### Directions for this task
Repeat the entire listing exactly.

### Dataset extract

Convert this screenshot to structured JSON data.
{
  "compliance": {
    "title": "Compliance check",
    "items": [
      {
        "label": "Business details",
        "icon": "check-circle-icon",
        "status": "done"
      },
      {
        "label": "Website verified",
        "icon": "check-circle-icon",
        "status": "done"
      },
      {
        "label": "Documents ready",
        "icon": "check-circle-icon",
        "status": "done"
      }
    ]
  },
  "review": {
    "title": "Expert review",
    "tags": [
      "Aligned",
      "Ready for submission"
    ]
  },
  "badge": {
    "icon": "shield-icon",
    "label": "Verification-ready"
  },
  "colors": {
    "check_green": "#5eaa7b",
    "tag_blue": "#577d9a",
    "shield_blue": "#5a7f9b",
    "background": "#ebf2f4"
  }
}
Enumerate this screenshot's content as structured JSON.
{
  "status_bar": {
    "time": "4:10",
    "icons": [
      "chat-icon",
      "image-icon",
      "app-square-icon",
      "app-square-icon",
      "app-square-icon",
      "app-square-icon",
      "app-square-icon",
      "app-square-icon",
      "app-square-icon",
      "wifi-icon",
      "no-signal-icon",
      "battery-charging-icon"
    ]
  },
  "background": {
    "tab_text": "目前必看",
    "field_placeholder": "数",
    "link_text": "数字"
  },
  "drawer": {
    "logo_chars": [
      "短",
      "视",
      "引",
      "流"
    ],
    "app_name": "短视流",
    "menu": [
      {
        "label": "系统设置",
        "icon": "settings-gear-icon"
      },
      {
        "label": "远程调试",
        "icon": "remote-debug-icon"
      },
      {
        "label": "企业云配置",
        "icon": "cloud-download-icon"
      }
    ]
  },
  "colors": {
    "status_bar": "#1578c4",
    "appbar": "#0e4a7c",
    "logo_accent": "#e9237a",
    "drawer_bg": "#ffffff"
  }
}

### Complete response
Convert this screenshot to structured JSON data.
{
  "compliance": {
    "title": "Compliance check",
    "items": [
      {
        "label": "Business details",
        "icon": "check-circle-icon",
        "status": "done"
      },
      {
        "label": "Website verified",
        "icon": "check-circle-icon",
        "status": "done"
      },
      {
        "label": "Documents ready",
        "icon": "check-circle-icon",
        "status": "done"
      }
    ]
  },
  "review": {
    "title": "Expert review",
    "tags": [
      "Aligned",
      "Ready for submission"
    ]
  },
  "badge": {
    "icon": "shield-icon",
    "label": "Verification-ready"
  },
  "colors": {
    "check_green": "#5eaa7b",
    "tag_blue": "#577d9a",
    "shield_blue": "#5a7f9b",
    "background": "#ebf2f4"
  }
}
Enumerate this screenshot's content as structured JSON.
{
  "status_bar": {
    "time": "4:10",
    "icons": [
      "chat-icon",
      "image-icon",
      "app-square-icon",
      "app-square-icon",
      "app-square-icon",
      "app-square-icon",
      "app-square-icon",
      "app-square-icon",
      "app-square-icon",
      "wifi-icon",
      "no-signal-icon",
      "battery-charging-icon"
    ]
  },
  "background": {
    "tab_text": "目前必看",
    "field_placeholder": "数",
    "link_text": "数字"
  },
  "drawer": {
    "logo_chars": [
      "短",
      "视",
      "引",
      "流"
    ],
    "app_name": "短视流",
    "menu": [
      {
        "label": "系统设置",
        "icon": "settings-gear-icon"
      },
      {
        "label": "远程调试",
        "icon": "remote-debug-icon"
      },
      {
        "label": "企业云配置",
        "icon": "cloud-download-icon"
      }
    ]
  },
  "colors": {
    "status_bar": "#1578c4",
    "appbar": "#0e4a7c",
    "logo_accent": "#e9237a",
    "drawer_bg": "#ffffff"
  }
}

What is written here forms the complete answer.